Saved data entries
────────────────

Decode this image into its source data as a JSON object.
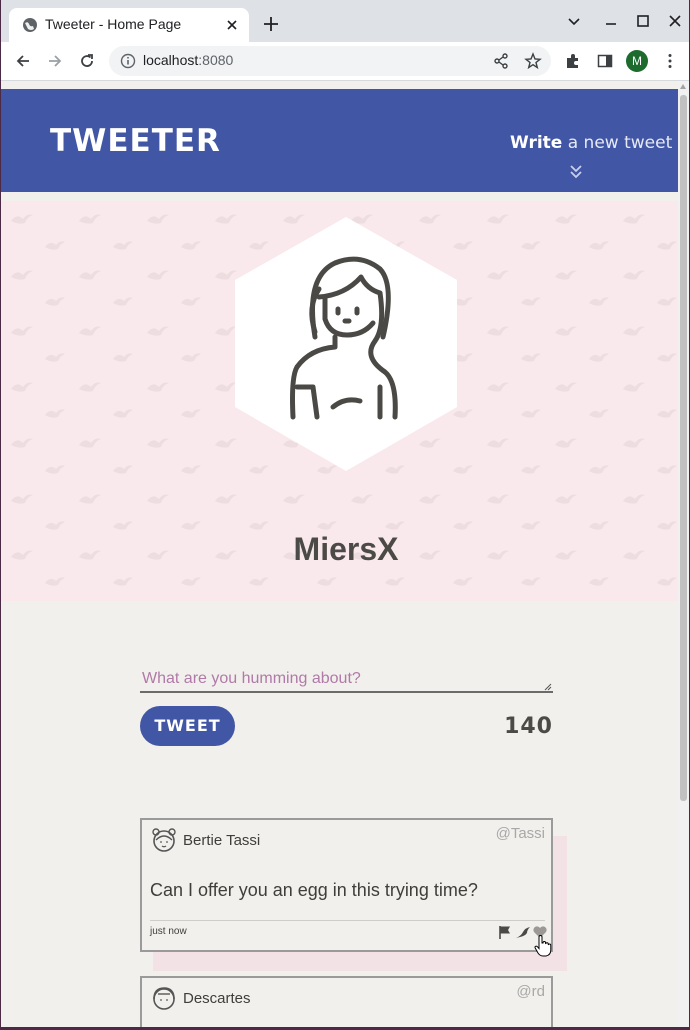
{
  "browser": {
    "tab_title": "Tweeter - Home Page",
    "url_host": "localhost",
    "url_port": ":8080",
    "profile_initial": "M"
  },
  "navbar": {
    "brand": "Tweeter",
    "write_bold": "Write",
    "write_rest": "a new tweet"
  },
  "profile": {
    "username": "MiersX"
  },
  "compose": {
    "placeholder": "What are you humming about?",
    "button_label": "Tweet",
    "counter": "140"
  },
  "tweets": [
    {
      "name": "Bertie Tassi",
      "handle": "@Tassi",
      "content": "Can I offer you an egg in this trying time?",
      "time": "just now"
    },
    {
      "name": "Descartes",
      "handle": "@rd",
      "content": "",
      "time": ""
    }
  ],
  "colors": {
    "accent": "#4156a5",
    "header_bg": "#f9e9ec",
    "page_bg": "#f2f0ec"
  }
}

────────────────

THE TASK: Retype every record above exactly as written, but leave out the pictures.

TASK RESULT:
Decode this image into its source data as a JSON object.
{
  "browser": {
    "tab_title": "Tweeter - Home Page",
    "url_host": "localhost",
    "url_port": ":8080",
    "profile_initial": "M"
  },
  "navbar": {
    "brand": "Tweeter",
    "write_bold": "Write",
    "write_rest": "a new tweet"
  },
  "profile": {
    "username": "MiersX"
  },
  "compose": {
    "placeholder": "What are you humming about?",
    "button_label": "Tweet",
    "counter": "140"
  },
  "tweets": [
    {
      "name": "Bertie Tassi",
      "handle": "@Tassi",
      "content": "Can I offer you an egg in this trying time?",
      "time": "just now"
    },
    {
      "name": "Descartes",
      "handle": "@rd",
      "content": "",
      "time": ""
    }
  ],
  "colors": {
    "accent": "#4156a5",
    "header_bg": "#f9e9ec",
    "page_bg": "#f2f0ec"
  }
}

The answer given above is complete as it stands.